Copy out the data below. Leave nothing out and alter nothing.

[INPUT DATA — start]

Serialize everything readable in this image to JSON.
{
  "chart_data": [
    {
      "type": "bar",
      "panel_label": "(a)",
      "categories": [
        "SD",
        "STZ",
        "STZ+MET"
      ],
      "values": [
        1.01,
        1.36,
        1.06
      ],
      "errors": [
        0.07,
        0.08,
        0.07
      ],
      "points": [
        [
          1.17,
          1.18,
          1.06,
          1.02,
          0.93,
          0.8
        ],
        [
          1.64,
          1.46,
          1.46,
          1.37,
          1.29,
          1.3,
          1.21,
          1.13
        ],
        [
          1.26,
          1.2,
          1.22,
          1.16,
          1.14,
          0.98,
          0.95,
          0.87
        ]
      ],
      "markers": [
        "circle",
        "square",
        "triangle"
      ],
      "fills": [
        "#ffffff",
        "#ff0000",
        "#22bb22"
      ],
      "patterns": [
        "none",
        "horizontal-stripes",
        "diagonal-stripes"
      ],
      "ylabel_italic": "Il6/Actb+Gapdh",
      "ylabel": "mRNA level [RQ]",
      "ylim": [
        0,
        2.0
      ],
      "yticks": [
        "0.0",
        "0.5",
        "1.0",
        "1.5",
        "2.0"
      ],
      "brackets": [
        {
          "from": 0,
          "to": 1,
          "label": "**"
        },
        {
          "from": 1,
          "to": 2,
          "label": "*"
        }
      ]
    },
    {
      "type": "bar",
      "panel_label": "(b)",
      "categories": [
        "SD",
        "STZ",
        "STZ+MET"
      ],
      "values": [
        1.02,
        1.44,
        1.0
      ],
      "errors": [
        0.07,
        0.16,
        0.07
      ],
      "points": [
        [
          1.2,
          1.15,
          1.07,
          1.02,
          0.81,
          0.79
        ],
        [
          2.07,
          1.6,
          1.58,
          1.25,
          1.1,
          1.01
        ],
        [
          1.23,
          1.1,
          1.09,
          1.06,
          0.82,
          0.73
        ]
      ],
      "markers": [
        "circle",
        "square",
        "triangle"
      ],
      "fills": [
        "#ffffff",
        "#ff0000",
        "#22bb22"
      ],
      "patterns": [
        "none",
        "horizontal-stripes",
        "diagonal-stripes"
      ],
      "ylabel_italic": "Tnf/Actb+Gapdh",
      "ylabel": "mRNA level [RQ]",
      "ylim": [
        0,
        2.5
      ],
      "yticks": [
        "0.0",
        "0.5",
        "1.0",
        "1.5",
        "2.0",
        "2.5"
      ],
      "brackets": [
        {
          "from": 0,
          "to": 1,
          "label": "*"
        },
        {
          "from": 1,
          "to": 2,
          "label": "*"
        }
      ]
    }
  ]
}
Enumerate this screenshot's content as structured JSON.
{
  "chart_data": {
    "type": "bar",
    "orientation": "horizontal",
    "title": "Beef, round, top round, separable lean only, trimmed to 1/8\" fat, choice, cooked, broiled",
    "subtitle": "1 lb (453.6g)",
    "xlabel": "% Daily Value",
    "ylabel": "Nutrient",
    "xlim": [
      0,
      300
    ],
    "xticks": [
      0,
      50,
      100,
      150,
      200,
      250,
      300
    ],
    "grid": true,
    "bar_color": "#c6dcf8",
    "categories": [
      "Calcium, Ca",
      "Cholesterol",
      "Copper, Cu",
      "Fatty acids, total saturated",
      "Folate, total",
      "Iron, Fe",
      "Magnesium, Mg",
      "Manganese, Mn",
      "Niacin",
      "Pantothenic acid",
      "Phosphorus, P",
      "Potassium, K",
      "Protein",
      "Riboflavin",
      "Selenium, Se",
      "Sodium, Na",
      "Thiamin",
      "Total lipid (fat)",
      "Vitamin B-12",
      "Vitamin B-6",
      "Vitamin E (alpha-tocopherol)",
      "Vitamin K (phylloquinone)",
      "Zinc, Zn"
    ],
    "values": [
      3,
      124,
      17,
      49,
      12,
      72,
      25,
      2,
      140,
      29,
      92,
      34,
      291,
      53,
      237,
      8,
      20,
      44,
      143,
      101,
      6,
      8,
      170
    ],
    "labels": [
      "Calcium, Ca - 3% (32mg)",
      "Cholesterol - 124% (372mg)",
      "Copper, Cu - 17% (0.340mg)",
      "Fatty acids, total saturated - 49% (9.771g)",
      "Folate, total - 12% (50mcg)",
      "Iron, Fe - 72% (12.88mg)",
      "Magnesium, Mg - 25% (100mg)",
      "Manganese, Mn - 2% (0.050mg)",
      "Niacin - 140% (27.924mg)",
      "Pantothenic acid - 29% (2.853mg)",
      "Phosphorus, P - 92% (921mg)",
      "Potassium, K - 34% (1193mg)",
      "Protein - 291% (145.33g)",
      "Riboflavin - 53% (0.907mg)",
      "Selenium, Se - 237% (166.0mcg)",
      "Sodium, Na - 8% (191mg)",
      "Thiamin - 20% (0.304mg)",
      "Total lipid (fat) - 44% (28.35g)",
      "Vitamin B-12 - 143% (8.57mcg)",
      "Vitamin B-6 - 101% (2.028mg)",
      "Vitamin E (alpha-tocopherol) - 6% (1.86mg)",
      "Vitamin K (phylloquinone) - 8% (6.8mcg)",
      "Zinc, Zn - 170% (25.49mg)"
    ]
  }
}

[INPUT DATA — finish]

**OUTPUT OF THE EXERCISE**.
Serialize everything readable in this image to JSON.
{
  "chart_data": [
    {
      "type": "bar",
      "panel_label": "(a)",
      "categories": [
        "SD",
        "STZ",
        "STZ+MET"
      ],
      "values": [
        1.01,
        1.36,
        1.06
      ],
      "errors": [
        0.07,
        0.08,
        0.07
      ],
      "points": [
        [
          1.17,
          1.18,
          1.06,
          1.02,
          0.93,
          0.8
        ],
        [
          1.64,
          1.46,
          1.46,
          1.37,
          1.29,
          1.3,
          1.21,
          1.13
        ],
        [
          1.26,
          1.2,
          1.22,
          1.16,
          1.14,
          0.98,
          0.95,
          0.87
        ]
      ],
      "markers": [
        "circle",
        "square",
        "triangle"
      ],
      "fills": [
        "#ffffff",
        "#ff0000",
        "#22bb22"
      ],
      "patterns": [
        "none",
        "horizontal-stripes",
        "diagonal-stripes"
      ],
      "ylabel_italic": "Il6/Actb+Gapdh",
      "ylabel": "mRNA level [RQ]",
      "ylim": [
        0,
        2.0
      ],
      "yticks": [
        "0.0",
        "0.5",
        "1.0",
        "1.5",
        "2.0"
      ],
      "brackets": [
        {
          "from": 0,
          "to": 1,
          "label": "**"
        },
        {
          "from": 1,
          "to": 2,
          "label": "*"
        }
      ]
    },
    {
      "type": "bar",
      "panel_label": "(b)",
      "categories": [
        "SD",
        "STZ",
        "STZ+MET"
      ],
      "values": [
        1.02,
        1.44,
        1.0
      ],
      "errors": [
        0.07,
        0.16,
        0.07
      ],
      "points": [
        [
          1.2,
          1.15,
          1.07,
          1.02,
          0.81,
          0.79
        ],
        [
          2.07,
          1.6,
          1.58,
          1.25,
          1.1,
          1.01
        ],
        [
          1.23,
          1.1,
          1.09,
          1.06,
          0.82,
          0.73
        ]
      ],
      "markers": [
        "circle",
        "square",
        "triangle"
      ],
      "fills": [
        "#ffffff",
        "#ff0000",
        "#22bb22"
      ],
      "patterns": [
        "none",
        "horizontal-stripes",
        "diagonal-stripes"
      ],
      "ylabel_italic": "Tnf/Actb+Gapdh",
      "ylabel": "mRNA level [RQ]",
      "ylim": [
        0,
        2.5
      ],
      "yticks": [
        "0.0",
        "0.5",
        "1.0",
        "1.5",
        "2.0",
        "2.5"
      ],
      "brackets": [
        {
          "from": 0,
          "to": 1,
          "label": "*"
        },
        {
          "from": 1,
          "to": 2,
          "label": "*"
        }
      ]
    }
  ]
}
Enumerate this screenshot's content as structured JSON.
{
  "chart_data": {
    "type": "bar",
    "orientation": "horizontal",
    "title": "Beef, round, top round, separable lean only, trimmed to 1/8\" fat, choice, cooked, broiled",
    "subtitle": "1 lb (453.6g)",
    "xlabel": "% Daily Value",
    "ylabel": "Nutrient",
    "xlim": [
      0,
      300
    ],
    "xticks": [
      0,
      50,
      100,
      150,
      200,
      250,
      300
    ],
    "grid": true,
    "bar_color": "#c6dcf8",
    "categories": [
      "Calcium, Ca",
      "Cholesterol",
      "Copper, Cu",
      "Fatty acids, total saturated",
      "Folate, total",
      "Iron, Fe",
      "Magnesium, Mg",
      "Manganese, Mn",
      "Niacin",
      "Pantothenic acid",
      "Phosphorus, P",
      "Potassium, K",
      "Protein",
      "Riboflavin",
      "Selenium, Se",
      "Sodium, Na",
      "Thiamin",
      "Total lipid (fat)",
      "Vitamin B-12",
      "Vitamin B-6",
      "Vitamin E (alpha-tocopherol)",
      "Vitamin K (phylloquinone)",
      "Zinc, Zn"
    ],
    "values": [
      3,
      124,
      17,
      49,
      12,
      72,
      25,
      2,
      140,
      29,
      92,
      34,
      291,
      53,
      237,
      8,
      20,
      44,
      143,
      101,
      6,
      8,
      170
    ],
    "labels": [
      "Calcium, Ca - 3% (32mg)",
      "Cholesterol - 124% (372mg)",
      "Copper, Cu - 17% (0.340mg)",
      "Fatty acids, total saturated - 49% (9.771g)",
      "Folate, total - 12% (50mcg)",
      "Iron, Fe - 72% (12.88mg)",
      "Magnesium, Mg - 25% (100mg)",
      "Manganese, Mn - 2% (0.050mg)",
      "Niacin - 140% (27.924mg)",
      "Pantothenic acid - 29% (2.853mg)",
      "Phosphorus, P - 92% (921mg)",
      "Potassium, K - 34% (1193mg)",
      "Protein - 291% (145.33g)",
      "Riboflavin - 53% (0.907mg)",
      "Selenium, Se - 237% (166.0mcg)",
      "Sodium, Na - 8% (191mg)",
      "Thiamin - 20% (0.304mg)",
      "Total lipid (fat) - 44% (28.35g)",
      "Vitamin B-12 - 143% (8.57mcg)",
      "Vitamin B-6 - 101% (2.028mg)",
      "Vitamin E (alpha-tocopherol) - 6% (1.86mg)",
      "Vitamin K (phylloquinone) - 8% (6.8mcg)",
      "Zinc, Zn - 170% (25.49mg)"
    ]
  }
}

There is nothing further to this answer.